Extract each line of the data below exactly as written.

LISTED ENTRIES
◇ ◇ ◇ ◇
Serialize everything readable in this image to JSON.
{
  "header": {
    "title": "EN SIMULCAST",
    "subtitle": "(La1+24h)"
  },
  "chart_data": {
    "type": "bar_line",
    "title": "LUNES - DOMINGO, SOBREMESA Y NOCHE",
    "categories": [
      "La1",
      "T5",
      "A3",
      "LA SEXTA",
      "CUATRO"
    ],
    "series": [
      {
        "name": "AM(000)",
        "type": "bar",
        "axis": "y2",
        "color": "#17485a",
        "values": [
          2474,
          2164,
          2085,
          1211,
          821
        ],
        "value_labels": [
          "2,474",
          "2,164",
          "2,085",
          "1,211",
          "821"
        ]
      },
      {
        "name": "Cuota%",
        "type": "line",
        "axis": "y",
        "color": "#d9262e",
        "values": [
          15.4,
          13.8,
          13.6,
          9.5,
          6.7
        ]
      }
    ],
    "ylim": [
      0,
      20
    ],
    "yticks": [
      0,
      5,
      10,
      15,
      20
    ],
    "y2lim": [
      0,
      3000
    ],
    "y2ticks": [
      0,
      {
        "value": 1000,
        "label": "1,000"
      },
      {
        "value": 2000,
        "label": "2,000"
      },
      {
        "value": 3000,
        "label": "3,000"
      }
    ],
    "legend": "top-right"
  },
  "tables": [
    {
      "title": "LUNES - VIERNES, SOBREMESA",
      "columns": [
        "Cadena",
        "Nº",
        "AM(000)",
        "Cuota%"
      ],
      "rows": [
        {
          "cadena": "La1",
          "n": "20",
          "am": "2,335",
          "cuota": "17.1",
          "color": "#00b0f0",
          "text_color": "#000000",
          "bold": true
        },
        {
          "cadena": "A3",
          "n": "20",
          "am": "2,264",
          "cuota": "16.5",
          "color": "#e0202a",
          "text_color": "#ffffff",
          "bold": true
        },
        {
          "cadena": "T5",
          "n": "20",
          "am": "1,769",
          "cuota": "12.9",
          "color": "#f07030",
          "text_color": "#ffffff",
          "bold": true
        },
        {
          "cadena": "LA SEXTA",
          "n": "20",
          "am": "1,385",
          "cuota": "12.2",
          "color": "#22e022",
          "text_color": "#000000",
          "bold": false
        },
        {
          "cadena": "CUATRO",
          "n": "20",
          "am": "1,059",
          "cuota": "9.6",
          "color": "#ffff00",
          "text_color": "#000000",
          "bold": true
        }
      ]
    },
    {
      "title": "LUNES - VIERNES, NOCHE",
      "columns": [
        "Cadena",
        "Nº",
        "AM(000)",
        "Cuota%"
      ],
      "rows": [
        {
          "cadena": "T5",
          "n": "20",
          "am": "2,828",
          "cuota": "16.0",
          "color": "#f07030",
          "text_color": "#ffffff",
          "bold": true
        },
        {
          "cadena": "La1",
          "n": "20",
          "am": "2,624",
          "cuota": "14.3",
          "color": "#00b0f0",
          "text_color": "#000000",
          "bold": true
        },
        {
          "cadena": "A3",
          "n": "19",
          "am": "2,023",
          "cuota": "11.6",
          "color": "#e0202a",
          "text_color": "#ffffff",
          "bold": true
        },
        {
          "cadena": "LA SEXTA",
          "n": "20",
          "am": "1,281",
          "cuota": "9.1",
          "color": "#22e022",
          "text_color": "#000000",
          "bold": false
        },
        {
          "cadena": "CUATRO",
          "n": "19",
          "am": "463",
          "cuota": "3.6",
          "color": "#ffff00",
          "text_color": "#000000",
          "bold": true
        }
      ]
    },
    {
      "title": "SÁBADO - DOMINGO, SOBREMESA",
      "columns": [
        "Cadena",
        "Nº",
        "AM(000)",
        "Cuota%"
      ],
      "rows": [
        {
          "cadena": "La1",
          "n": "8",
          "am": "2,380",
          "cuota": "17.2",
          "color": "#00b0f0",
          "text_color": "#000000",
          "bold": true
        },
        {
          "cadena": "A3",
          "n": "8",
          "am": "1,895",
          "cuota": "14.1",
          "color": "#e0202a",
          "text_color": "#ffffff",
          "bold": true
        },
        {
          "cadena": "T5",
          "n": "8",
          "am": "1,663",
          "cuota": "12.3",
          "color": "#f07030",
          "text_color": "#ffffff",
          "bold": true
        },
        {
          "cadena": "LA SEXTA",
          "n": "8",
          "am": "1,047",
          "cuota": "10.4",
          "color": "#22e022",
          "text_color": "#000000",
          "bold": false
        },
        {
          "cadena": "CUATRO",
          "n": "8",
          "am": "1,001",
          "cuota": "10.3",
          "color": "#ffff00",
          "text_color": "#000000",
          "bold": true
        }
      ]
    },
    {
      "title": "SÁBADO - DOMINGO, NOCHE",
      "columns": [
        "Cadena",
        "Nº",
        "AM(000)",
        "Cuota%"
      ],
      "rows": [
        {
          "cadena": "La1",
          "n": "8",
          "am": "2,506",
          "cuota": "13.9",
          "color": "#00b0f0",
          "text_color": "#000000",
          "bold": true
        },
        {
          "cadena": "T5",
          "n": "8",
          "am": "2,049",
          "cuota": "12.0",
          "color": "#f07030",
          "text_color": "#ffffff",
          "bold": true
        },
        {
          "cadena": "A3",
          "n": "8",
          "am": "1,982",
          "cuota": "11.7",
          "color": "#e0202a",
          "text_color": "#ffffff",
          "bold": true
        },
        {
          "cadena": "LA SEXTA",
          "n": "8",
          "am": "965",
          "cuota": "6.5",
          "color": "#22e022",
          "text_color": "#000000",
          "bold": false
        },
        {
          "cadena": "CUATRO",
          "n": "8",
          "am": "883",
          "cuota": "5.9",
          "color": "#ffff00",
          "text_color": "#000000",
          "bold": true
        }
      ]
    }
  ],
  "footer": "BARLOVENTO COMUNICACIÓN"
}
◇ ◇ ◇ ◇
OUTPUT FOR THIS EXERCISE
Serialize everything readable in this image to JSON.
{
  "header": {
    "title": "EN SIMULCAST",
    "subtitle": "(La1+24h)"
  },
  "chart_data": {
    "type": "bar_line",
    "title": "LUNES - DOMINGO, SOBREMESA Y NOCHE",
    "categories": [
      "La1",
      "T5",
      "A3",
      "LA SEXTA",
      "CUATRO"
    ],
    "series": [
      {
        "name": "AM(000)",
        "type": "bar",
        "axis": "y2",
        "color": "#17485a",
        "values": [
          2474,
          2164,
          2085,
          1211,
          821
        ],
        "value_labels": [
          "2,474",
          "2,164",
          "2,085",
          "1,211",
          "821"
        ]
      },
      {
        "name": "Cuota%",
        "type": "line",
        "axis": "y",
        "color": "#d9262e",
        "values": [
          15.4,
          13.8,
          13.6,
          9.5,
          6.7
        ]
      }
    ],
    "ylim": [
      0,
      20
    ],
    "yticks": [
      0,
      5,
      10,
      15,
      20
    ],
    "y2lim": [
      0,
      3000
    ],
    "y2ticks": [
      0,
      {
        "value": 1000,
        "label": "1,000"
      },
      {
        "value": 2000,
        "label": "2,000"
      },
      {
        "value": 3000,
        "label": "3,000"
      }
    ],
    "legend": "top-right"
  },
  "tables": [
    {
      "title": "LUNES - VIERNES, SOBREMESA",
      "columns": [
        "Cadena",
        "Nº",
        "AM(000)",
        "Cuota%"
      ],
      "rows": [
        {
          "cadena": "La1",
          "n": "20",
          "am": "2,335",
          "cuota": "17.1",
          "color": "#00b0f0",
          "text_color": "#000000",
          "bold": true
        },
        {
          "cadena": "A3",
          "n": "20",
          "am": "2,264",
          "cuota": "16.5",
          "color": "#e0202a",
          "text_color": "#ffffff",
          "bold": true
        },
        {
          "cadena": "T5",
          "n": "20",
          "am": "1,769",
          "cuota": "12.9",
          "color": "#f07030",
          "text_color": "#ffffff",
          "bold": true
        },
        {
          "cadena": "LA SEXTA",
          "n": "20",
          "am": "1,385",
          "cuota": "12.2",
          "color": "#22e022",
          "text_color": "#000000",
          "bold": false
        },
        {
          "cadena": "CUATRO",
          "n": "20",
          "am": "1,059",
          "cuota": "9.6",
          "color": "#ffff00",
          "text_color": "#000000",
          "bold": true
        }
      ]
    },
    {
      "title": "LUNES - VIERNES, NOCHE",
      "columns": [
        "Cadena",
        "Nº",
        "AM(000)",
        "Cuota%"
      ],
      "rows": [
        {
          "cadena": "T5",
          "n": "20",
          "am": "2,828",
          "cuota": "16.0",
          "color": "#f07030",
          "text_color": "#ffffff",
          "bold": true
        },
        {
          "cadena": "La1",
          "n": "20",
          "am": "2,624",
          "cuota": "14.3",
          "color": "#00b0f0",
          "text_color": "#000000",
          "bold": true
        },
        {
          "cadena": "A3",
          "n": "19",
          "am": "2,023",
          "cuota": "11.6",
          "color": "#e0202a",
          "text_color": "#ffffff",
          "bold": true
        },
        {
          "cadena": "LA SEXTA",
          "n": "20",
          "am": "1,281",
          "cuota": "9.1",
          "color": "#22e022",
          "text_color": "#000000",
          "bold": false
        },
        {
          "cadena": "CUATRO",
          "n": "19",
          "am": "463",
          "cuota": "3.6",
          "color": "#ffff00",
          "text_color": "#000000",
          "bold": true
        }
      ]
    },
    {
      "title": "SÁBADO - DOMINGO, SOBREMESA",
      "columns": [
        "Cadena",
        "Nº",
        "AM(000)",
        "Cuota%"
      ],
      "rows": [
        {
          "cadena": "La1",
          "n": "8",
          "am": "2,380",
          "cuota": "17.2",
          "color": "#00b0f0",
          "text_color": "#000000",
          "bold": true
        },
        {
          "cadena": "A3",
          "n": "8",
          "am": "1,895",
          "cuota": "14.1",
          "color": "#e0202a",
          "text_color": "#ffffff",
          "bold": true
        },
        {
          "cadena": "T5",
          "n": "8",
          "am": "1,663",
          "cuota": "12.3",
          "color": "#f07030",
          "text_color": "#ffffff",
          "bold": true
        },
        {
          "cadena": "LA SEXTA",
          "n": "8",
          "am": "1,047",
          "cuota": "10.4",
          "color": "#22e022",
          "text_color": "#000000",
          "bold": false
        },
        {
          "cadena": "CUATRO",
          "n": "8",
          "am": "1,001",
          "cuota": "10.3",
          "color": "#ffff00",
          "text_color": "#000000",
          "bold": true
        }
      ]
    },
    {
      "title": "SÁBADO - DOMINGO, NOCHE",
      "columns": [
        "Cadena",
        "Nº",
        "AM(000)",
        "Cuota%"
      ],
      "rows": [
        {
          "cadena": "La1",
          "n": "8",
          "am": "2,506",
          "cuota": "13.9",
          "color": "#00b0f0",
          "text_color": "#000000",
          "bold": true
        },
        {
          "cadena": "T5",
          "n": "8",
          "am": "2,049",
          "cuota": "12.0",
          "color": "#f07030",
          "text_color": "#ffffff",
          "bold": true
        },
        {
          "cadena": "A3",
          "n": "8",
          "am": "1,982",
          "cuota": "11.7",
          "color": "#e0202a",
          "text_color": "#ffffff",
          "bold": true
        },
        {
          "cadena": "LA SEXTA",
          "n": "8",
          "am": "965",
          "cuota": "6.5",
          "color": "#22e022",
          "text_color": "#000000",
          "bold": false
        },
        {
          "cadena": "CUATRO",
          "n": "8",
          "am": "883",
          "cuota": "5.9",
          "color": "#ffff00",
          "text_color": "#000000",
          "bold": true
        }
      ]
    }
  ],
  "footer": "BARLOVENTO COMUNICACIÓN"
}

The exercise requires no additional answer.